» **REQUIRED WORK**:
All of the data below must be repeated exactly.

» **EXERCISE INPUTS**:
⟨

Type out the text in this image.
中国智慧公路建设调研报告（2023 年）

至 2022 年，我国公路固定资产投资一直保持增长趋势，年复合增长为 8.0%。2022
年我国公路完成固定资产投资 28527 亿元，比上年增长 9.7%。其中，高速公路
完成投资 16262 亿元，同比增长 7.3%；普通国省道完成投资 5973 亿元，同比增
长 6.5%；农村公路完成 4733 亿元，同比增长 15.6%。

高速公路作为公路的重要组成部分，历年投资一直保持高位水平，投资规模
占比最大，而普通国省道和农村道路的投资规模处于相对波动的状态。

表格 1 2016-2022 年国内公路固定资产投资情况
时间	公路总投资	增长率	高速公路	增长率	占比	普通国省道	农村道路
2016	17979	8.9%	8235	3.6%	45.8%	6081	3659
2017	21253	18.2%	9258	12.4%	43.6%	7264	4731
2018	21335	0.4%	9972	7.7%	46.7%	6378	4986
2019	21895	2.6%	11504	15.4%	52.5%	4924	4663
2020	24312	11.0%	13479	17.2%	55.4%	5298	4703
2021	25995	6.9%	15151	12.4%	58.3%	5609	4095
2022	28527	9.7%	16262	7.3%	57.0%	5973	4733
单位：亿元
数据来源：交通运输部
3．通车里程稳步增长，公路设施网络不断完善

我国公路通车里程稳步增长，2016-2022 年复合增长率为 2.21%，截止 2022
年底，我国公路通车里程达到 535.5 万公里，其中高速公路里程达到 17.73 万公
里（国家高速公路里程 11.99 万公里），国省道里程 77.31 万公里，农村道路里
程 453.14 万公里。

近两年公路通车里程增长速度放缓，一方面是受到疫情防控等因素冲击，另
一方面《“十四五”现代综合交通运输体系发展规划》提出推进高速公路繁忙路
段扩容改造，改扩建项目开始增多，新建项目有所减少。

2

⟩

» **ANSWER TO THE TASK**:
Type out the text in this image.
中国智慧公路建设调研报告（2023 年）

至 2022 年，我国公路固定资产投资一直保持增长趋势，年复合增长为 8.0%。2022
年我国公路完成固定资产投资 28527 亿元，比上年增长 9.7%。其中，高速公路
完成投资 16262 亿元，同比增长 7.3%；普通国省道完成投资 5973 亿元，同比增
长 6.5%；农村公路完成 4733 亿元，同比增长 15.6%。

高速公路作为公路的重要组成部分，历年投资一直保持高位水平，投资规模
占比最大，而普通国省道和农村道路的投资规模处于相对波动的状态。

表格 1 2016-2022 年国内公路固定资产投资情况
时间	公路总投资	增长率	高速公路	增长率	占比	普通国省道	农村道路
2016	17979	8.9%	8235	3.6%	45.8%	6081	3659
2017	21253	18.2%	9258	12.4%	43.6%	7264	4731
2018	21335	0.4%	9972	7.7%	46.7%	6378	4986
2019	21895	2.6%	11504	15.4%	52.5%	4924	4663
2020	24312	11.0%	13479	17.2%	55.4%	5298	4703
2021	25995	6.9%	15151	12.4%	58.3%	5609	4095
2022	28527	9.7%	16262	7.3%	57.0%	5973	4733
单位：亿元
数据来源：交通运输部
3．通车里程稳步增长，公路设施网络不断完善

我国公路通车里程稳步增长，2016-2022 年复合增长率为 2.21%，截止 2022
年底，我国公路通车里程达到 535.5 万公里，其中高速公路里程达到 17.73 万公
里（国家高速公路里程 11.99 万公里），国省道里程 77.31 万公里，农村道路里
程 453.14 万公里。

近两年公路通车里程增长速度放缓，一方面是受到疫情防控等因素冲击，另
一方面《“十四五”现代综合交通运输体系发展规划》提出推进高速公路繁忙路
段扩容改造，改扩建项目开始增多，新建项目有所减少。

2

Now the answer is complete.